● Given request
Please write out, character for character, the stretch of lines from the very first one through the line containing "header-title: EE 472", with both of those lines included.

** Start of Material shown **

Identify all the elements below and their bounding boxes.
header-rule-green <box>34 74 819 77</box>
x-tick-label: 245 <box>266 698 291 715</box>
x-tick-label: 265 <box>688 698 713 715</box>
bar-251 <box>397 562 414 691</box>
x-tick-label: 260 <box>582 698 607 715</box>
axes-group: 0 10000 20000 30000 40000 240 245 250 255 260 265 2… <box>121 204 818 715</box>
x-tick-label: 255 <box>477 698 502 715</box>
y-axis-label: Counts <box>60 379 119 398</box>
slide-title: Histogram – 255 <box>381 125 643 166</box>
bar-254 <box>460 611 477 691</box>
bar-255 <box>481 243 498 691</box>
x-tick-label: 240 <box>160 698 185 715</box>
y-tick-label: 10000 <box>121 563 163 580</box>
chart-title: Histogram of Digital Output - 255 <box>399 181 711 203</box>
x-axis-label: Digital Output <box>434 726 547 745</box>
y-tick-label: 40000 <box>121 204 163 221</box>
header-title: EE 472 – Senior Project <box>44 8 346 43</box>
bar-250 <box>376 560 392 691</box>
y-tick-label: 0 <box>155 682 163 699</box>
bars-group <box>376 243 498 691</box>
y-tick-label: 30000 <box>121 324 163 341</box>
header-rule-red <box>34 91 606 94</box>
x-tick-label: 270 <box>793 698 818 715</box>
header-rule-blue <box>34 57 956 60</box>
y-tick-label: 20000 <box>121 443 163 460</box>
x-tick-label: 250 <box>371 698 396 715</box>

** End of Material shown **

● Complete response
Identify all the elements below and their bounding boxes.
header-rule-green <box>34 74 819 77</box>
x-tick-label: 245 <box>266 698 291 715</box>
x-tick-label: 265 <box>688 698 713 715</box>
bar-251 <box>397 562 414 691</box>
x-tick-label: 260 <box>582 698 607 715</box>
axes-group: 0 10000 20000 30000 40000 240 245 250 255 260 265 2… <box>121 204 818 715</box>
x-tick-label: 255 <box>477 698 502 715</box>
y-axis-label: Counts <box>60 379 119 398</box>
slide-title: Histogram – 255 <box>381 125 643 166</box>
bar-254 <box>460 611 477 691</box>
bar-255 <box>481 243 498 691</box>
x-tick-label: 240 <box>160 698 185 715</box>
y-tick-label: 10000 <box>121 563 163 580</box>
chart-title: Histogram of Digital Output - 255 <box>399 181 711 203</box>
x-axis-label: Digital Output <box>434 726 547 745</box>
y-tick-label: 40000 <box>121 204 163 221</box>
header-title: EE 472 – Senior Project <box>44 8 346 43</box>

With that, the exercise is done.